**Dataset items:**
—————

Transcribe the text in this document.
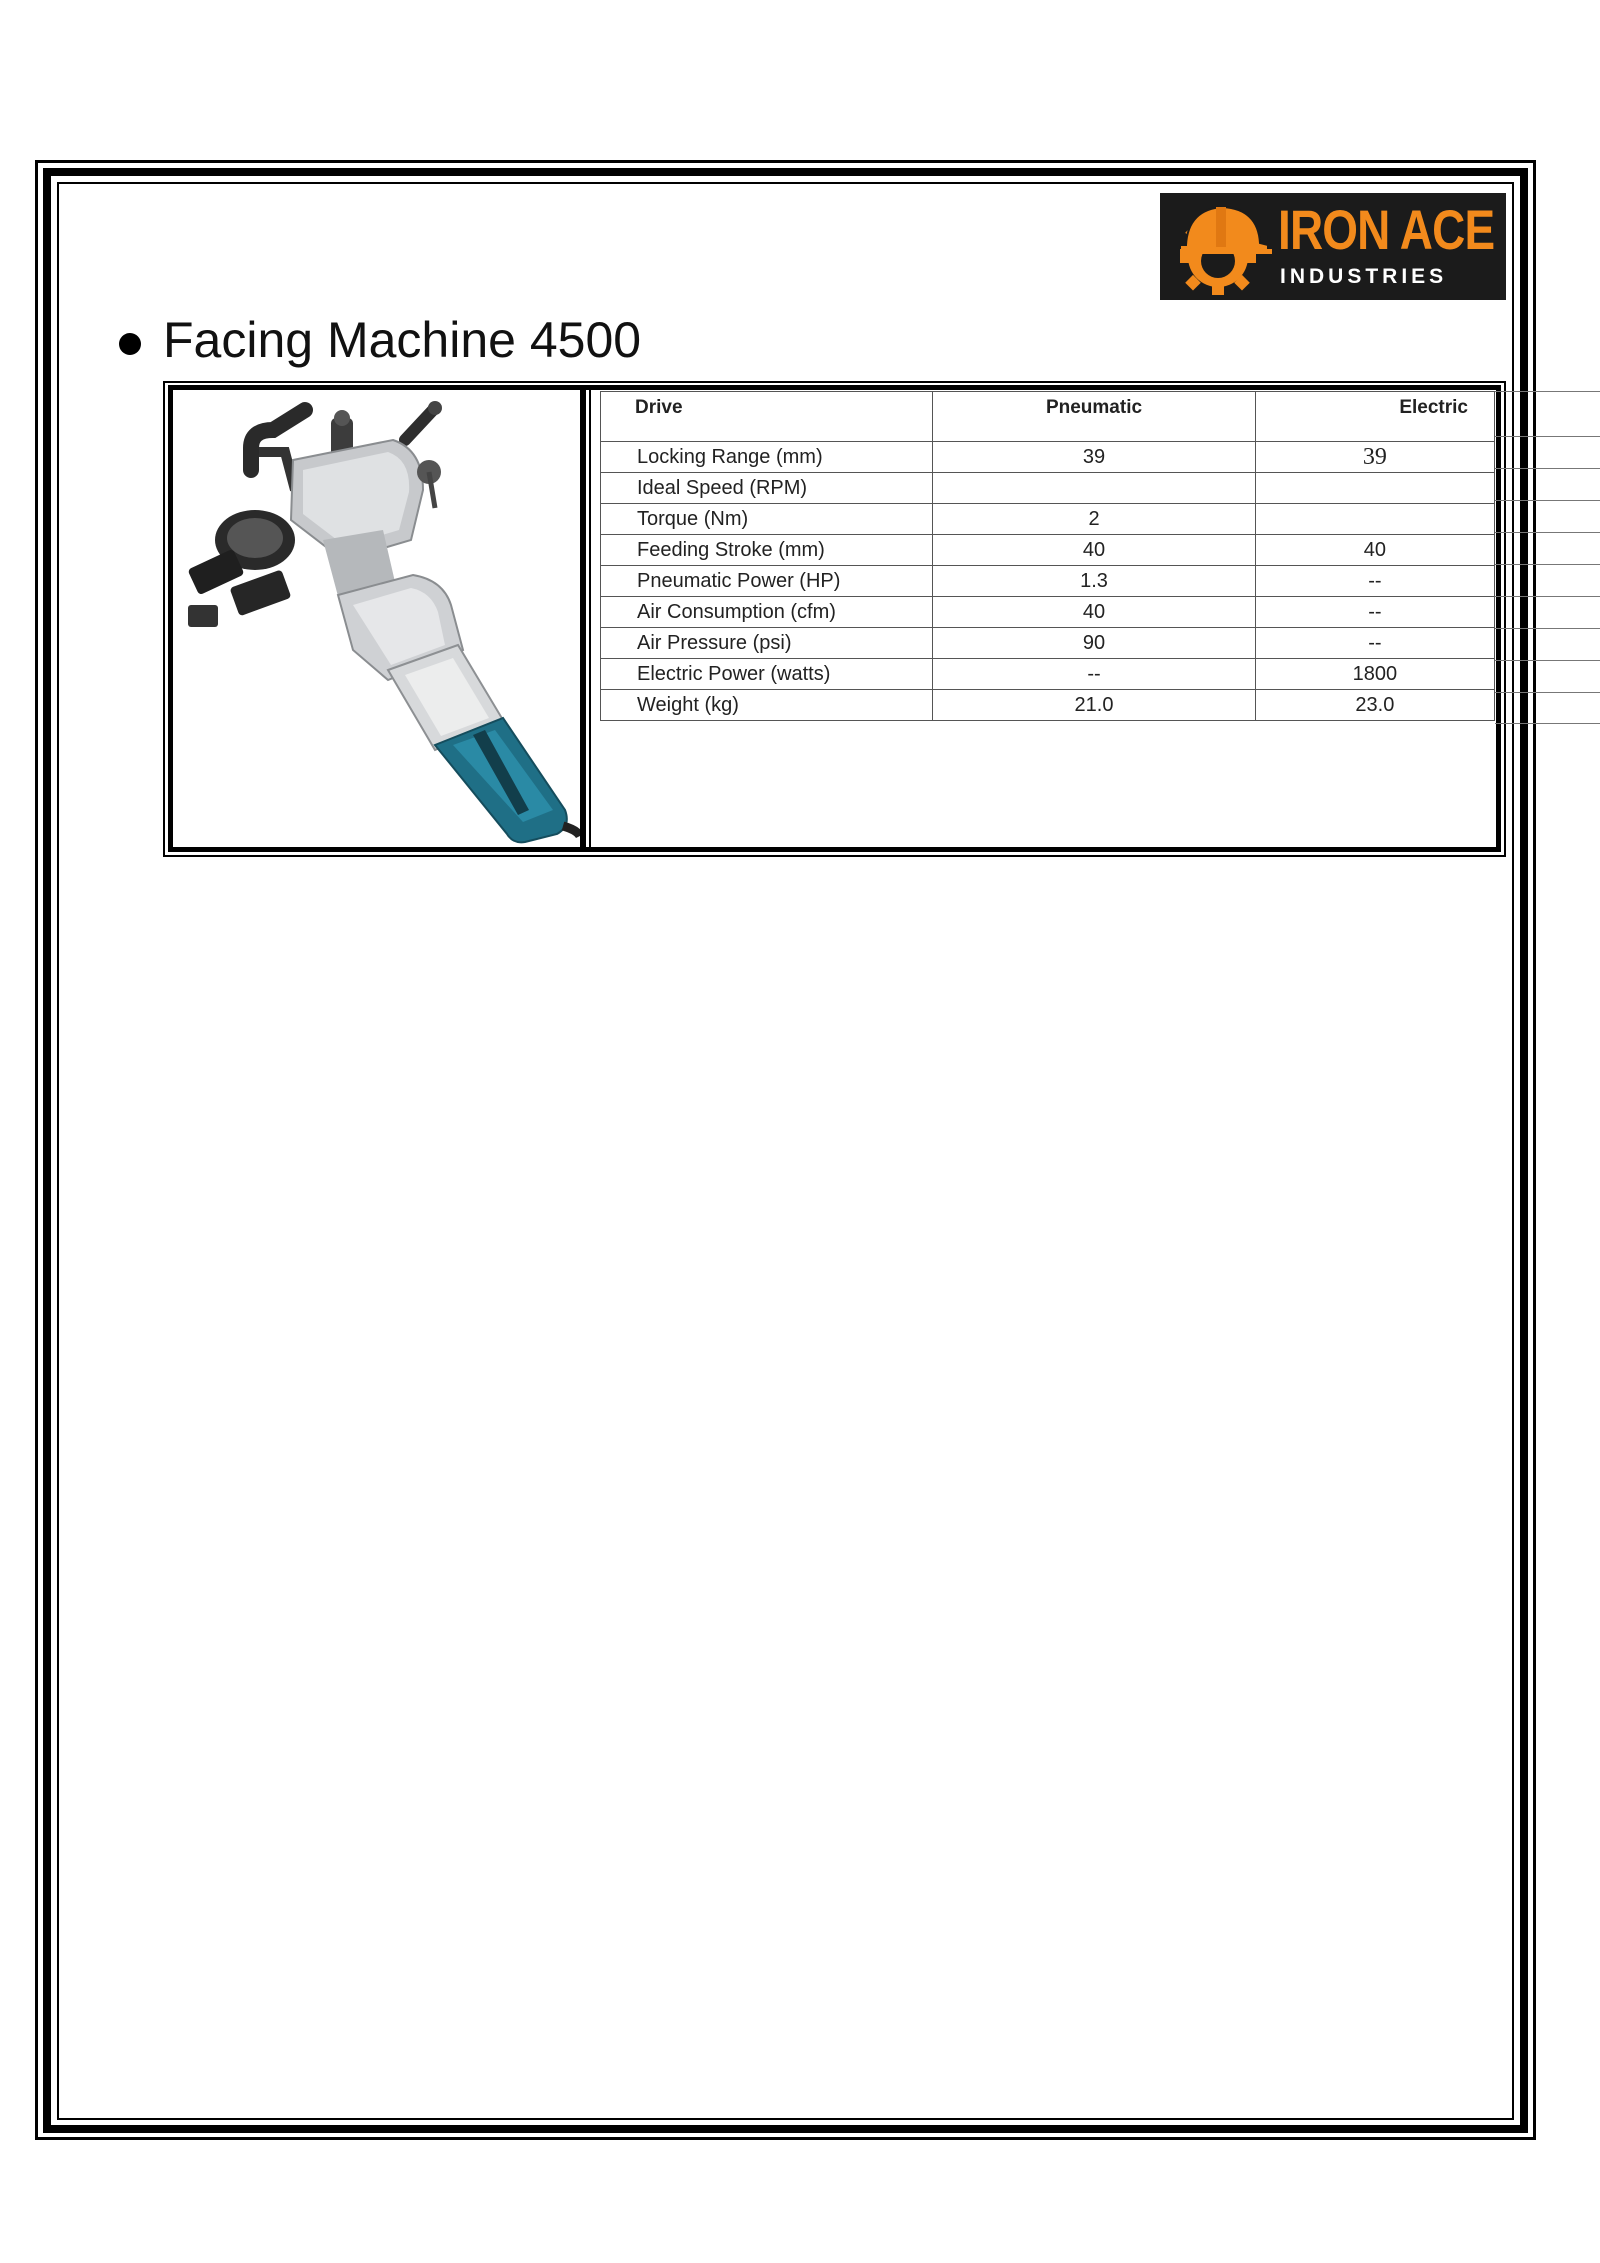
IRON ACE
INDUSTRIES
Facing Machine 4500
Drive	Pneumatic	Electric
Locking Range (mm)	39	39
Ideal Speed (RPM)		
Torque (Nm)	2	
Feeding Stroke (mm)	40	40
Pneumatic Power (HP)	1.3	--
Air Consumption (cfm)	40	--
Air Pressure (psi)	90	--
Electric Power (watts)	--	1800
Weight (kg)	21.0	23.0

—————

**TO BE DONE:**
Your copy should match the entries exactly, minus the pictures.

**EXERCISE SOLUTION:**
Transcribe the text in this document.
IRON ACE
INDUSTRIES
Facing Machine 4500
Drive	Pneumatic	Electric
Locking Range (mm)	39	39
Ideal Speed (RPM)		
Torque (Nm)	2	
Feeding Stroke (mm)	40	40
Pneumatic Power (HP)	1.3	--
Air Consumption (cfm)	40	--
Air Pressure (psi)	90	--
Electric Power (watts)	--	1800
Weight (kg)	21.0	23.0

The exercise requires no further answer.